### [BRIEF]
Every entry must be copied word for word.

— start of RECORDS TO PROCESS —

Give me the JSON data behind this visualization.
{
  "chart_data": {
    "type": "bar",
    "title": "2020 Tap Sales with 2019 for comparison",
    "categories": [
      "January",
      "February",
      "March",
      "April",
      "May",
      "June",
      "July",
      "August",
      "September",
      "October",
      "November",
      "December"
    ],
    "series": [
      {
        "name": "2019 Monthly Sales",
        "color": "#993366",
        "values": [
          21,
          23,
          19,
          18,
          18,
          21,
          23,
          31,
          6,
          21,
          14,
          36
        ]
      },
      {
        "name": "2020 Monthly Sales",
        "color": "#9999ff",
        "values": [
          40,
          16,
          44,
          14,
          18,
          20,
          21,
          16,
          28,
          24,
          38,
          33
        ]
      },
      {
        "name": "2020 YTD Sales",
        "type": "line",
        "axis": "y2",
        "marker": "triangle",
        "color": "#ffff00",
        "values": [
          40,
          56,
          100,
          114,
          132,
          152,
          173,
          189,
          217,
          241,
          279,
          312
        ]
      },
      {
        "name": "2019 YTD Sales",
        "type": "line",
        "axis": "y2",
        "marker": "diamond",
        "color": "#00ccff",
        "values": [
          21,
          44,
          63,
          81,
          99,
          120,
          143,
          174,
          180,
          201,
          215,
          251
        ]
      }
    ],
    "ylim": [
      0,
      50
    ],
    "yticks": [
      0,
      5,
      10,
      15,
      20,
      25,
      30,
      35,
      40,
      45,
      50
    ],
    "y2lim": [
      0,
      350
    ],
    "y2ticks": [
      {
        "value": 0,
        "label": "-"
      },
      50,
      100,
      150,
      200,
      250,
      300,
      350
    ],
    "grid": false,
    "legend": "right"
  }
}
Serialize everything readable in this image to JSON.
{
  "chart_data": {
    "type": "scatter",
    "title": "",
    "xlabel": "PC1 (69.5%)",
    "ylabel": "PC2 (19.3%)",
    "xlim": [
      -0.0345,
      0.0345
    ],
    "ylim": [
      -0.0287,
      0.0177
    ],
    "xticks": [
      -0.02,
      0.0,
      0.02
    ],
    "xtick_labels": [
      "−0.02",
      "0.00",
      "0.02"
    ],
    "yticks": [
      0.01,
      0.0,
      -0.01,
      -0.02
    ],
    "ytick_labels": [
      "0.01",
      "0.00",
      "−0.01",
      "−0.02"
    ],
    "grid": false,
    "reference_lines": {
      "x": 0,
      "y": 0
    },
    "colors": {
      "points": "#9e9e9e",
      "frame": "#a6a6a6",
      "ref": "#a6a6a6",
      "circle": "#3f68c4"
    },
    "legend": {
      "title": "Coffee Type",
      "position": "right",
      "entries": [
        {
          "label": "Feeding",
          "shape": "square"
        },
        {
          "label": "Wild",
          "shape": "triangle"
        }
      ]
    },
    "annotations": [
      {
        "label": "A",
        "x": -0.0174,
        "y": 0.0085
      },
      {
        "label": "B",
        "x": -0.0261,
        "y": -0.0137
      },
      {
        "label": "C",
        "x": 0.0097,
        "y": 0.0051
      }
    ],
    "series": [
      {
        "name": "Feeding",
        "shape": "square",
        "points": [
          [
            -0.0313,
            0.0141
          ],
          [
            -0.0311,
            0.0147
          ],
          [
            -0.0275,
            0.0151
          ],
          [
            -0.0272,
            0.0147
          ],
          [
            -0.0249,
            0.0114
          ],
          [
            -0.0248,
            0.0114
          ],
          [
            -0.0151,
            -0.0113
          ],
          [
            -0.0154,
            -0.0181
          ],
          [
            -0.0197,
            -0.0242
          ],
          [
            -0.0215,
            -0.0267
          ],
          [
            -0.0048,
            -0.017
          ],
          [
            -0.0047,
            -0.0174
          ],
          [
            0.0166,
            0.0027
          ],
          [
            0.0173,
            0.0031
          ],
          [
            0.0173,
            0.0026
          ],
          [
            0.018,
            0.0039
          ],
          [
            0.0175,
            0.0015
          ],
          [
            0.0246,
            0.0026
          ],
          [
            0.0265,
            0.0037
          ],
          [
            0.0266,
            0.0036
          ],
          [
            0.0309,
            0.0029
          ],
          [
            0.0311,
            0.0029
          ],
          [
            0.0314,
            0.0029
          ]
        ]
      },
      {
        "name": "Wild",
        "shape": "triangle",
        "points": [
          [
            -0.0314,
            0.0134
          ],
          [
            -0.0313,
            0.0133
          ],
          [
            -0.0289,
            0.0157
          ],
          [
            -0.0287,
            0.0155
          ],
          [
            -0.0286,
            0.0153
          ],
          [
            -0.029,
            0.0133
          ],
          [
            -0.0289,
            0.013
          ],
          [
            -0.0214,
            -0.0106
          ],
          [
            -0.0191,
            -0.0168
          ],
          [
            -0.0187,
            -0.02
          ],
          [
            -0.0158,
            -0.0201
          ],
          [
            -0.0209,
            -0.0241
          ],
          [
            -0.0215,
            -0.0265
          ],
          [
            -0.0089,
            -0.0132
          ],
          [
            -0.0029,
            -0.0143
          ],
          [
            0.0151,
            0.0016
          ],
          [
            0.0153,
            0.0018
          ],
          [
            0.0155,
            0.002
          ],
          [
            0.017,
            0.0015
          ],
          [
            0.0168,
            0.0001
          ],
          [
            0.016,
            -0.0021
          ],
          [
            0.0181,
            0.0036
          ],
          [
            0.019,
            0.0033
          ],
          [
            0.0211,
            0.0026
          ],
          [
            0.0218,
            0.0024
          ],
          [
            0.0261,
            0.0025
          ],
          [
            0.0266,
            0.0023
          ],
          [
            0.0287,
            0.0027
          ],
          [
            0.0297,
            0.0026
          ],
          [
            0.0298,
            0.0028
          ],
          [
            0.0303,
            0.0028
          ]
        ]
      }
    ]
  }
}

— end of RECORDS TO PROCESS —

### [SOLUTION TO THE EXERCISE]
Give me the JSON data behind this visualization.
{
  "chart_data": {
    "type": "bar",
    "title": "2020 Tap Sales with 2019 for comparison",
    "categories": [
      "January",
      "February",
      "March",
      "April",
      "May",
      "June",
      "July",
      "August",
      "September",
      "October",
      "November",
      "December"
    ],
    "series": [
      {
        "name": "2019 Monthly Sales",
        "color": "#993366",
        "values": [
          21,
          23,
          19,
          18,
          18,
          21,
          23,
          31,
          6,
          21,
          14,
          36
        ]
      },
      {
        "name": "2020 Monthly Sales",
        "color": "#9999ff",
        "values": [
          40,
          16,
          44,
          14,
          18,
          20,
          21,
          16,
          28,
          24,
          38,
          33
        ]
      },
      {
        "name": "2020 YTD Sales",
        "type": "line",
        "axis": "y2",
        "marker": "triangle",
        "color": "#ffff00",
        "values": [
          40,
          56,
          100,
          114,
          132,
          152,
          173,
          189,
          217,
          241,
          279,
          312
        ]
      },
      {
        "name": "2019 YTD Sales",
        "type": "line",
        "axis": "y2",
        "marker": "diamond",
        "color": "#00ccff",
        "values": [
          21,
          44,
          63,
          81,
          99,
          120,
          143,
          174,
          180,
          201,
          215,
          251
        ]
      }
    ],
    "ylim": [
      0,
      50
    ],
    "yticks": [
      0,
      5,
      10,
      15,
      20,
      25,
      30,
      35,
      40,
      45,
      50
    ],
    "y2lim": [
      0,
      350
    ],
    "y2ticks": [
      {
        "value": 0,
        "label": "-"
      },
      50,
      100,
      150,
      200,
      250,
      300,
      350
    ],
    "grid": false,
    "legend": "right"
  }
}
Serialize everything readable in this image to JSON.
{
  "chart_data": {
    "type": "scatter",
    "title": "",
    "xlabel": "PC1 (69.5%)",
    "ylabel": "PC2 (19.3%)",
    "xlim": [
      -0.0345,
      0.0345
    ],
    "ylim": [
      -0.0287,
      0.0177
    ],
    "xticks": [
      -0.02,
      0.0,
      0.02
    ],
    "xtick_labels": [
      "−0.02",
      "0.00",
      "0.02"
    ],
    "yticks": [
      0.01,
      0.0,
      -0.01,
      -0.02
    ],
    "ytick_labels": [
      "0.01",
      "0.00",
      "−0.01",
      "−0.02"
    ],
    "grid": false,
    "reference_lines": {
      "x": 0,
      "y": 0
    },
    "colors": {
      "points": "#9e9e9e",
      "frame": "#a6a6a6",
      "ref": "#a6a6a6",
      "circle": "#3f68c4"
    },
    "legend": {
      "title": "Coffee Type",
      "position": "right",
      "entries": [
        {
          "label": "Feeding",
          "shape": "square"
        },
        {
          "label": "Wild",
          "shape": "triangle"
        }
      ]
    },
    "annotations": [
      {
        "label": "A",
        "x": -0.0174,
        "y": 0.0085
      },
      {
        "label": "B",
        "x": -0.0261,
        "y": -0.0137
      },
      {
        "label": "C",
        "x": 0.0097,
        "y": 0.0051
      }
    ],
    "series": [
      {
        "name": "Feeding",
        "shape": "square",
        "points": [
          [
            -0.0313,
            0.0141
          ],
          [
            -0.0311,
            0.0147
          ],
          [
            -0.0275,
            0.0151
          ],
          [
            -0.0272,
            0.0147
          ],
          [
            -0.0249,
            0.0114
          ],
          [
            -0.0248,
            0.0114
          ],
          [
            -0.0151,
            -0.0113
          ],
          [
            -0.0154,
            -0.0181
          ],
          [
            -0.0197,
            -0.0242
          ],
          [
            -0.0215,
            -0.0267
          ],
          [
            -0.0048,
            -0.017
          ],
          [
            -0.0047,
            -0.0174
          ],
          [
            0.0166,
            0.0027
          ],
          [
            0.0173,
            0.0031
          ],
          [
            0.0173,
            0.0026
          ],
          [
            0.018,
            0.0039
          ],
          [
            0.0175,
            0.0015
          ],
          [
            0.0246,
            0.0026
          ],
          [
            0.0265,
            0.0037
          ],
          [
            0.0266,
            0.0036
          ],
          [
            0.0309,
            0.0029
          ],
          [
            0.0311,
            0.0029
          ],
          [
            0.0314,
            0.0029
          ]
        ]
      },
      {
        "name": "Wild",
        "shape": "triangle",
        "points": [
          [
            -0.0314,
            0.0134
          ],
          [
            -0.0313,
            0.0133
          ],
          [
            -0.0289,
            0.0157
          ],
          [
            -0.0287,
            0.0155
          ],
          [
            -0.0286,
            0.0153
          ],
          [
            -0.029,
            0.0133
          ],
          [
            -0.0289,
            0.013
          ],
          [
            -0.0214,
            -0.0106
          ],
          [
            -0.0191,
            -0.0168
          ],
          [
            -0.0187,
            -0.02
          ],
          [
            -0.0158,
            -0.0201
          ],
          [
            -0.0209,
            -0.0241
          ],
          [
            -0.0215,
            -0.0265
          ],
          [
            -0.0089,
            -0.0132
          ],
          [
            -0.0029,
            -0.0143
          ],
          [
            0.0151,
            0.0016
          ],
          [
            0.0153,
            0.0018
          ],
          [
            0.0155,
            0.002
          ],
          [
            0.017,
            0.0015
          ],
          [
            0.0168,
            0.0001
          ],
          [
            0.016,
            -0.0021
          ],
          [
            0.0181,
            0.0036
          ],
          [
            0.019,
            0.0033
          ],
          [
            0.0211,
            0.0026
          ],
          [
            0.0218,
            0.0024
          ],
          [
            0.0261,
            0.0025
          ],
          [
            0.0266,
            0.0023
          ],
          [
            0.0287,
            0.0027
          ],
          [
            0.0297,
            0.0026
          ],
          [
            0.0298,
            0.0028
          ],
          [
            0.0303,
            0.0028
          ]
        ]
      }
    ]
  }
}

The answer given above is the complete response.